**YOUR GOAL**: Below are the entries; state how many of their lines contain the string "почеток", and nothing more.

**AVAILABLE RECORDS**:
•••

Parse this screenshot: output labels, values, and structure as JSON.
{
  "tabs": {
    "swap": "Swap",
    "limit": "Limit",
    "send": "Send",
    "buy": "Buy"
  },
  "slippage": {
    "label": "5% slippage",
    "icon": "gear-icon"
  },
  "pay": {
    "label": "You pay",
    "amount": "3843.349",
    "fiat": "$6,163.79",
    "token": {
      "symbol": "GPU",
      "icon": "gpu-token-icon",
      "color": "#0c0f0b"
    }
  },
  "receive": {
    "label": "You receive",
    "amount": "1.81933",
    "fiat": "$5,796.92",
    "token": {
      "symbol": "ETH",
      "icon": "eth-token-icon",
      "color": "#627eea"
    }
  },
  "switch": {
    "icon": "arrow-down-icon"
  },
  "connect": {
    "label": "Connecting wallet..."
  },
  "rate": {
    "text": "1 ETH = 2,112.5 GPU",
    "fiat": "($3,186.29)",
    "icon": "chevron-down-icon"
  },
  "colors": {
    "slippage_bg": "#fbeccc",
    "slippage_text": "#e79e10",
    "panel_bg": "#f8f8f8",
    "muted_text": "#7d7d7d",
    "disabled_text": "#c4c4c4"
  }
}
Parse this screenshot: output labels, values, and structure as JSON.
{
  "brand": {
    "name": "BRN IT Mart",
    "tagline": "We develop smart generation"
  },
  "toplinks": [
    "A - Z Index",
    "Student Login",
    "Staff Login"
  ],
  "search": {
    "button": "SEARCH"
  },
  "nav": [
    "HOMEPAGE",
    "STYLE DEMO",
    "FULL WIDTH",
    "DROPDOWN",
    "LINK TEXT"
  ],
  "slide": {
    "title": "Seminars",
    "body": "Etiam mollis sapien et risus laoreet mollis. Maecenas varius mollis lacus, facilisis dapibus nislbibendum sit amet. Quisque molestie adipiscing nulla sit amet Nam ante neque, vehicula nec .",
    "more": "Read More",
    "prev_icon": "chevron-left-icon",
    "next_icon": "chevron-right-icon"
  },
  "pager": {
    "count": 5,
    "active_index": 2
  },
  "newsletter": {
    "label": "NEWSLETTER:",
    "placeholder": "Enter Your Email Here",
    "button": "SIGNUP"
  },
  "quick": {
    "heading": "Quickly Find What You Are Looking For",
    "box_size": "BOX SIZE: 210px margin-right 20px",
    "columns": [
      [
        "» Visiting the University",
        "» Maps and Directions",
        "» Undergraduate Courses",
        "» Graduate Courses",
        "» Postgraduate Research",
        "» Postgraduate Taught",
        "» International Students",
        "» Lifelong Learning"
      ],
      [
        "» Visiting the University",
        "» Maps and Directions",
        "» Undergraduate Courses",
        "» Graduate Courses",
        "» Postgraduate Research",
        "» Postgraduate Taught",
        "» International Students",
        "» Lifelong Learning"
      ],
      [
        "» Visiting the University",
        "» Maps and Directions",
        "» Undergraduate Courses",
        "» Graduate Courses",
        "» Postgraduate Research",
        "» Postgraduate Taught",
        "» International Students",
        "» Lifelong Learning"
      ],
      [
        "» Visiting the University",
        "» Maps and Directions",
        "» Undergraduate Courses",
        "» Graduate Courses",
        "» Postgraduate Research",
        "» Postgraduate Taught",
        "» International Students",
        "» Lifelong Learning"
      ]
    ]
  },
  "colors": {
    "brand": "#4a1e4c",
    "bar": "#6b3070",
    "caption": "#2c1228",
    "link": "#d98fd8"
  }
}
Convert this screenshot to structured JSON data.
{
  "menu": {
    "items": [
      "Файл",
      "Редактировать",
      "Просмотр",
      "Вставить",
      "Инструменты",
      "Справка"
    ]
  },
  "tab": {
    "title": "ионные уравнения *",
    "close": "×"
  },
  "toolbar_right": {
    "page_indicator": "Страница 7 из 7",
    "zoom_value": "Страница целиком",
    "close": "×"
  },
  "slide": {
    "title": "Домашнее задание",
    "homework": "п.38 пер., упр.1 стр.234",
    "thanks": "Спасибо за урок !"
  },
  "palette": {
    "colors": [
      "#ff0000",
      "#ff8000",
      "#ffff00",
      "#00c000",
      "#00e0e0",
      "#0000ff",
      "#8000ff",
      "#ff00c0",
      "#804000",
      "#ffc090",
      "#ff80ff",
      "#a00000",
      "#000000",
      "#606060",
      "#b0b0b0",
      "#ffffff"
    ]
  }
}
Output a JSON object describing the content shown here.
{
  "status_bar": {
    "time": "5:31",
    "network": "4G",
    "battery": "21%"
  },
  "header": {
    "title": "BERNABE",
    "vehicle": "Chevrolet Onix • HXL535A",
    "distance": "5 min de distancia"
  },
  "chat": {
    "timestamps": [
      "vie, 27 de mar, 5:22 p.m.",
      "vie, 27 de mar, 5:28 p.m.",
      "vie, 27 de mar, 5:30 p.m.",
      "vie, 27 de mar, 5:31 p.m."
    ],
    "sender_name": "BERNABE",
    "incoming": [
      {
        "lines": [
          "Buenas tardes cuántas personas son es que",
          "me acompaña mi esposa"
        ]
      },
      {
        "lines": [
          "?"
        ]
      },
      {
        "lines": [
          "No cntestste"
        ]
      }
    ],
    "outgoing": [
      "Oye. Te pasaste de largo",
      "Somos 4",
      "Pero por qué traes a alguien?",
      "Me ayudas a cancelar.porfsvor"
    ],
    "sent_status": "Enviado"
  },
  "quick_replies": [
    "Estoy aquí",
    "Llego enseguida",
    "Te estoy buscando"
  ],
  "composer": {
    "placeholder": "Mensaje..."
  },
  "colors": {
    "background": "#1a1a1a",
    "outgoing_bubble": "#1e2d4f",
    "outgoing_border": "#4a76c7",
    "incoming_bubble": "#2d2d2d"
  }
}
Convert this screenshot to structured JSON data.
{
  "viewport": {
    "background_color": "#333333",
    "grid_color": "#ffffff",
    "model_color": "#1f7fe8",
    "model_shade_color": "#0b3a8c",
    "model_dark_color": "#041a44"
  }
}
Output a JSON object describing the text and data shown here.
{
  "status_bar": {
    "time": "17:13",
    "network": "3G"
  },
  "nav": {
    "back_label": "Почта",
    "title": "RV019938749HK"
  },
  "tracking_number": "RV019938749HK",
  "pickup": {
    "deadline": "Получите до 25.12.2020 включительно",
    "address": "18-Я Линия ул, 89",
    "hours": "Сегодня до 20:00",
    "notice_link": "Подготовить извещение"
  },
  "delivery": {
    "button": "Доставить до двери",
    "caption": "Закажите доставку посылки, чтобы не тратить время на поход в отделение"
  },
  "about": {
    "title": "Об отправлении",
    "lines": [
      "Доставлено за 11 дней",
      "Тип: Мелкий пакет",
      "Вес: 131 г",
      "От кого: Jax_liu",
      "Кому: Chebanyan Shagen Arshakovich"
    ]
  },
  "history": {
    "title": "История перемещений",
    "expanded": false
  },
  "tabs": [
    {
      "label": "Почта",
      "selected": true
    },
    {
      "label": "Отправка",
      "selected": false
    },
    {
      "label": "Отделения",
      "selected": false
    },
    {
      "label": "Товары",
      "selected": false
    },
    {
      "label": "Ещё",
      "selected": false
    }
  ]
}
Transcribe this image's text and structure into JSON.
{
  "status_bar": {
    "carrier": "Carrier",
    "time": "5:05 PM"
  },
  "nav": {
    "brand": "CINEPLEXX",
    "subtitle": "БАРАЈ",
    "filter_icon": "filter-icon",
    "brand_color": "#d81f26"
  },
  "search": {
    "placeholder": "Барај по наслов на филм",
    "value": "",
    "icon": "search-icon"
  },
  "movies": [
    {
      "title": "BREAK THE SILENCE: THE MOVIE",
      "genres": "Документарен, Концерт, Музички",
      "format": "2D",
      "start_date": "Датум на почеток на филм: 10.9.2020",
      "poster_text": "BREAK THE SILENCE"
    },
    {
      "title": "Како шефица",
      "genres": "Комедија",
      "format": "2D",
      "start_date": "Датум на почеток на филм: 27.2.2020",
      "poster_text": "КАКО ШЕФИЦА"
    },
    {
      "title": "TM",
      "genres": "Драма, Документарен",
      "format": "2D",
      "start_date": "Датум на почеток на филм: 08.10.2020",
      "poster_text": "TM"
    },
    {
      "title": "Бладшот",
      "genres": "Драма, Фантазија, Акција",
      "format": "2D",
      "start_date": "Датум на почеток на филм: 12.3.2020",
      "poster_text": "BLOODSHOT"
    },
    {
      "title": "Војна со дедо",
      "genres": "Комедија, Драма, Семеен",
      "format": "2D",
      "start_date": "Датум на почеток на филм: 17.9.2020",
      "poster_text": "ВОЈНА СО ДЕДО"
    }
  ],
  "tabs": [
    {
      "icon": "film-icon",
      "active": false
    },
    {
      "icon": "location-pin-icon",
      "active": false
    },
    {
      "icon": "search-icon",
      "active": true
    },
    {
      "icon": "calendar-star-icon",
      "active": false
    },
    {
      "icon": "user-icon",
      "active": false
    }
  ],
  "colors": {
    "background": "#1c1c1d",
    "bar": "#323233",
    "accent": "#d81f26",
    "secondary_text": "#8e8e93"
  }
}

•••

**FINAL RESULT**: 5